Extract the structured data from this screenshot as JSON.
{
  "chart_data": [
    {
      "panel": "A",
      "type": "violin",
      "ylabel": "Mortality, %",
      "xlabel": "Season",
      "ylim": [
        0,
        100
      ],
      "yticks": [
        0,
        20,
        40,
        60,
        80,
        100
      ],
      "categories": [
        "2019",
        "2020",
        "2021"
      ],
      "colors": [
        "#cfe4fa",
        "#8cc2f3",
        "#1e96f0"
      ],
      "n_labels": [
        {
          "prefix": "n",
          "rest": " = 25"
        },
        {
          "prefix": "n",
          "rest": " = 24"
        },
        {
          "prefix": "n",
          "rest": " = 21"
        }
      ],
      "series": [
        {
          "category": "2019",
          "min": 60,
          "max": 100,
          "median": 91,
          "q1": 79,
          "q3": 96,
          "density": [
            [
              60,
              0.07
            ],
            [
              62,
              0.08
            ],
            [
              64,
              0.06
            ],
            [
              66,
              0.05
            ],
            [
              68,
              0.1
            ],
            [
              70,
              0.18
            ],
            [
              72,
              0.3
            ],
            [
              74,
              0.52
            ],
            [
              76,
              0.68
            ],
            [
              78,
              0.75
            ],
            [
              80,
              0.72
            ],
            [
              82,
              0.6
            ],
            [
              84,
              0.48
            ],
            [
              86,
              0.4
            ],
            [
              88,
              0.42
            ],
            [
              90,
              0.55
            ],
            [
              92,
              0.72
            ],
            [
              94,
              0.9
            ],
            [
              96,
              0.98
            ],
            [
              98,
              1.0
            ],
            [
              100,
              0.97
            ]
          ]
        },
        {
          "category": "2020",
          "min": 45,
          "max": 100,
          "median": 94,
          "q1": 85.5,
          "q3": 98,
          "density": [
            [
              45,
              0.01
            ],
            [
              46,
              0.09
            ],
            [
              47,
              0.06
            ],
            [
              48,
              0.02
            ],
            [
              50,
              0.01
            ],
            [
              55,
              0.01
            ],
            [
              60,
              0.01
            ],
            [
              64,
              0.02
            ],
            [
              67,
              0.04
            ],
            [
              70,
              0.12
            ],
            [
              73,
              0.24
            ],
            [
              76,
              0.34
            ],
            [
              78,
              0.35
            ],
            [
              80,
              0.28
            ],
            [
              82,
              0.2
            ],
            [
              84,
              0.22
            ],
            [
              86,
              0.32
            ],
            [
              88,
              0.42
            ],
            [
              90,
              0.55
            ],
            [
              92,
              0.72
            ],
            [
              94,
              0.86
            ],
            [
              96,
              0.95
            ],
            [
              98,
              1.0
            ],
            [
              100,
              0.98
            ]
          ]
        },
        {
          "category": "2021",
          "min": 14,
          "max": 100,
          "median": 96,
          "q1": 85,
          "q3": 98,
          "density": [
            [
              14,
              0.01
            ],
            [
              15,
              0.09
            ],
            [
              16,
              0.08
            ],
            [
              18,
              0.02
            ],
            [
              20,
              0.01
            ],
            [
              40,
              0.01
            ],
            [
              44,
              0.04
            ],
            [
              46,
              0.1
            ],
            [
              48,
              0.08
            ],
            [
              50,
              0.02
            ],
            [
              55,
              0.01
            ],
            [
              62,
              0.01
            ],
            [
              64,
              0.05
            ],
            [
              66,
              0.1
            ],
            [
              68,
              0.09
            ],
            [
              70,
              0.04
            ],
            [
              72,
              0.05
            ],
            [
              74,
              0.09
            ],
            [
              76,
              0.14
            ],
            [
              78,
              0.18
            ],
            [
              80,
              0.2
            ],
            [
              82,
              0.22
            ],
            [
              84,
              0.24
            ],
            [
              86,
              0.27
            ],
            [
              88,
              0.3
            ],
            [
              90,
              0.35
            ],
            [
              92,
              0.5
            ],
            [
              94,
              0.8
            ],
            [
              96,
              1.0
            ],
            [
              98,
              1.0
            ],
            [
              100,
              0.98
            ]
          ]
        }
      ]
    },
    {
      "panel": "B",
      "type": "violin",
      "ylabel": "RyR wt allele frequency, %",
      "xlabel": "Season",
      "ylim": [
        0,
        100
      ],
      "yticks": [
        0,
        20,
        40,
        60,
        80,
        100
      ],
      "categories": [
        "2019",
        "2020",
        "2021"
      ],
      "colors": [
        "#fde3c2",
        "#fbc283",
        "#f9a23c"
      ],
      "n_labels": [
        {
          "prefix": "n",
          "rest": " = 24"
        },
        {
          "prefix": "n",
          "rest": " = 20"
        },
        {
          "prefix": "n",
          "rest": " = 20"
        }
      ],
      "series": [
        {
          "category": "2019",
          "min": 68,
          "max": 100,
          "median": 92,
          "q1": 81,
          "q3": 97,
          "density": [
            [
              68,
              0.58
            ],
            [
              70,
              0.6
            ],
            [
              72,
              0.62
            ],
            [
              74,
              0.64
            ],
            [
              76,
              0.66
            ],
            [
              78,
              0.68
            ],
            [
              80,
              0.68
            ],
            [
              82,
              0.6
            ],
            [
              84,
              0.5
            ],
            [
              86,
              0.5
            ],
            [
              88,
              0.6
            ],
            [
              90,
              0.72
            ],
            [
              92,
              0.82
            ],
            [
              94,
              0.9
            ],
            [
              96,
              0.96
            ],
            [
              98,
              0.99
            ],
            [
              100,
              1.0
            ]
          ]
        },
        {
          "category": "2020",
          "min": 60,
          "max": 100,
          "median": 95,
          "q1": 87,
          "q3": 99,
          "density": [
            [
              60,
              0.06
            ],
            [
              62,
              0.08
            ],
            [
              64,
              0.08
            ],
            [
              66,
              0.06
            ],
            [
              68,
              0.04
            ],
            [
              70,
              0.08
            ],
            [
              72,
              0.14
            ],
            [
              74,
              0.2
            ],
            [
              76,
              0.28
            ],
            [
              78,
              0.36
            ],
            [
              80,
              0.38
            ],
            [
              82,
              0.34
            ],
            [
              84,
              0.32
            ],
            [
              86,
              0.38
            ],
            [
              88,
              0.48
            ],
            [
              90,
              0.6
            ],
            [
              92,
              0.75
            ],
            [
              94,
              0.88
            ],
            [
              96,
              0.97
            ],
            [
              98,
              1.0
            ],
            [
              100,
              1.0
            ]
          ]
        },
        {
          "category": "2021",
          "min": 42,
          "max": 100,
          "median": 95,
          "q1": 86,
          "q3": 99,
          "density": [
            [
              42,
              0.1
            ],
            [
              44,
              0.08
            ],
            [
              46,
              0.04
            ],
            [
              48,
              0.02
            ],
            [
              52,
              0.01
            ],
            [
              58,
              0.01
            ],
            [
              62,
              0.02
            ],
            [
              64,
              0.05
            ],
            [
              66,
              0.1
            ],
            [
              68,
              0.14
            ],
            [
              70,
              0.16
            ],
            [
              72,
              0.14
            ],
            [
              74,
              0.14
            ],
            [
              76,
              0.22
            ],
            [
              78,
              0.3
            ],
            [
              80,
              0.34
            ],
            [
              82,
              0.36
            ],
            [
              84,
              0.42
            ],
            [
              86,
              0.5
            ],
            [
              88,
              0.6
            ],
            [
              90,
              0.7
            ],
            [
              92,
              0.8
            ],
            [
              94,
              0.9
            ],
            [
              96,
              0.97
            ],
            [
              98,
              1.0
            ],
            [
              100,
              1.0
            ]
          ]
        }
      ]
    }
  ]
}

Given task: Extract all the material, leaving every line as it is.

Exercise result:
Extract the structured data from this screenshot as JSON.
{
  "chart_data": [
    {
      "panel": "A",
      "type": "violin",
      "ylabel": "Mortality, %",
      "xlabel": "Season",
      "ylim": [
        0,
        100
      ],
      "yticks": [
        0,
        20,
        40,
        60,
        80,
        100
      ],
      "categories": [
        "2019",
        "2020",
        "2021"
      ],
      "colors": [
        "#cfe4fa",
        "#8cc2f3",
        "#1e96f0"
      ],
      "n_labels": [
        {
          "prefix": "n",
          "rest": " = 25"
        },
        {
          "prefix": "n",
          "rest": " = 24"
        },
        {
          "prefix": "n",
          "rest": " = 21"
        }
      ],
      "series": [
        {
          "category": "2019",
          "min": 60,
          "max": 100,
          "median": 91,
          "q1": 79,
          "q3": 96,
          "density": [
            [
              60,
              0.07
            ],
            [
              62,
              0.08
            ],
            [
              64,
              0.06
            ],
            [
              66,
              0.05
            ],
            [
              68,
              0.1
            ],
            [
              70,
              0.18
            ],
            [
              72,
              0.3
            ],
            [
              74,
              0.52
            ],
            [
              76,
              0.68
            ],
            [
              78,
              0.75
            ],
            [
              80,
              0.72
            ],
            [
              82,
              0.6
            ],
            [
              84,
              0.48
            ],
            [
              86,
              0.4
            ],
            [
              88,
              0.42
            ],
            [
              90,
              0.55
            ],
            [
              92,
              0.72
            ],
            [
              94,
              0.9
            ],
            [
              96,
              0.98
            ],
            [
              98,
              1.0
            ],
            [
              100,
              0.97
            ]
          ]
        },
        {
          "category": "2020",
          "min": 45,
          "max": 100,
          "median": 94,
          "q1": 85.5,
          "q3": 98,
          "density": [
            [
              45,
              0.01
            ],
            [
              46,
              0.09
            ],
            [
              47,
              0.06
            ],
            [
              48,
              0.02
            ],
            [
              50,
              0.01
            ],
            [
              55,
              0.01
            ],
            [
              60,
              0.01
            ],
            [
              64,
              0.02
            ],
            [
              67,
              0.04
            ],
            [
              70,
              0.12
            ],
            [
              73,
              0.24
            ],
            [
              76,
              0.34
            ],
            [
              78,
              0.35
            ],
            [
              80,
              0.28
            ],
            [
              82,
              0.2
            ],
            [
              84,
              0.22
            ],
            [
              86,
              0.32
            ],
            [
              88,
              0.42
            ],
            [
              90,
              0.55
            ],
            [
              92,
              0.72
            ],
            [
              94,
              0.86
            ],
            [
              96,
              0.95
            ],
            [
              98,
              1.0
            ],
            [
              100,
              0.98
            ]
          ]
        },
        {
          "category": "2021",
          "min": 14,
          "max": 100,
          "median": 96,
          "q1": 85,
          "q3": 98,
          "density": [
            [
              14,
              0.01
            ],
            [
              15,
              0.09
            ],
            [
              16,
              0.08
            ],
            [
              18,
              0.02
            ],
            [
              20,
              0.01
            ],
            [
              40,
              0.01
            ],
            [
              44,
              0.04
            ],
            [
              46,
              0.1
            ],
            [
              48,
              0.08
            ],
            [
              50,
              0.02
            ],
            [
              55,
              0.01
            ],
            [
              62,
              0.01
            ],
            [
              64,
              0.05
            ],
            [
              66,
              0.1
            ],
            [
              68,
              0.09
            ],
            [
              70,
              0.04
            ],
            [
              72,
              0.05
            ],
            [
              74,
              0.09
            ],
            [
              76,
              0.14
            ],
            [
              78,
              0.18
            ],
            [
              80,
              0.2
            ],
            [
              82,
              0.22
            ],
            [
              84,
              0.24
            ],
            [
              86,
              0.27
            ],
            [
              88,
              0.3
            ],
            [
              90,
              0.35
            ],
            [
              92,
              0.5
            ],
            [
              94,
              0.8
            ],
            [
              96,
              1.0
            ],
            [
              98,
              1.0
            ],
            [
              100,
              0.98
            ]
          ]
        }
      ]
    },
    {
      "panel": "B",
      "type": "violin",
      "ylabel": "RyR wt allele frequency, %",
      "xlabel": "Season",
      "ylim": [
        0,
        100
      ],
      "yticks": [
        0,
        20,
        40,
        60,
        80,
        100
      ],
      "categories": [
        "2019",
        "2020",
        "2021"
      ],
      "colors": [
        "#fde3c2",
        "#fbc283",
        "#f9a23c"
      ],
      "n_labels": [
        {
          "prefix": "n",
          "rest": " = 24"
        },
        {
          "prefix": "n",
          "rest": " = 20"
        },
        {
          "prefix": "n",
          "rest": " = 20"
        }
      ],
      "series": [
        {
          "category": "2019",
          "min": 68,
          "max": 100,
          "median": 92,
          "q1": 81,
          "q3": 97,
          "density": [
            [
              68,
              0.58
            ],
            [
              70,
              0.6
            ],
            [
              72,
              0.62
            ],
            [
              74,
              0.64
            ],
            [
              76,
              0.66
            ],
            [
              78,
              0.68
            ],
            [
              80,
              0.68
            ],
            [
              82,
              0.6
            ],
            [
              84,
              0.5
            ],
            [
              86,
              0.5
            ],
            [
              88,
              0.6
            ],
            [
              90,
              0.72
            ],
            [
              92,
              0.82
            ],
            [
              94,
              0.9
            ],
            [
              96,
              0.96
            ],
            [
              98,
              0.99
            ],
            [
              100,
              1.0
            ]
          ]
        },
        {
          "category": "2020",
          "min": 60,
          "max": 100,
          "median": 95,
          "q1": 87,
          "q3": 99,
          "density": [
            [
              60,
              0.06
            ],
            [
              62,
              0.08
            ],
            [
              64,
              0.08
            ],
            [
              66,
              0.06
            ],
            [
              68,
              0.04
            ],
            [
              70,
              0.08
            ],
            [
              72,
              0.14
            ],
            [
              74,
              0.2
            ],
            [
              76,
              0.28
            ],
            [
              78,
              0.36
            ],
            [
              80,
              0.38
            ],
            [
              82,
              0.34
            ],
            [
              84,
              0.32
            ],
            [
              86,
              0.38
            ],
            [
              88,
              0.48
            ],
            [
              90,
              0.6
            ],
            [
              92,
              0.75
            ],
            [
              94,
              0.88
            ],
            [
              96,
              0.97
            ],
            [
              98,
              1.0
            ],
            [
              100,
              1.0
            ]
          ]
        },
        {
          "category": "2021",
          "min": 42,
          "max": 100,
          "median": 95,
          "q1": 86,
          "q3": 99,
          "density": [
            [
              42,
              0.1
            ],
            [
              44,
              0.08
            ],
            [
              46,
              0.04
            ],
            [
              48,
              0.02
            ],
            [
              52,
              0.01
            ],
            [
              58,
              0.01
            ],
            [
              62,
              0.02
            ],
            [
              64,
              0.05
            ],
            [
              66,
              0.1
            ],
            [
              68,
              0.14
            ],
            [
              70,
              0.16
            ],
            [
              72,
              0.14
            ],
            [
              74,
              0.14
            ],
            [
              76,
              0.22
            ],
            [
              78,
              0.3
            ],
            [
              80,
              0.34
            ],
            [
              82,
              0.36
            ],
            [
              84,
              0.42
            ],
            [
              86,
              0.5
            ],
            [
              88,
              0.6
            ],
            [
              90,
              0.7
            ],
            [
              92,
              0.8
            ],
            [
              94,
              0.9
            ],
            [
              96,
              0.97
            ],
            [
              98,
              1.0
            ],
            [
              100,
              1.0
            ]
          ]
        }
      ]
    }
  ]
}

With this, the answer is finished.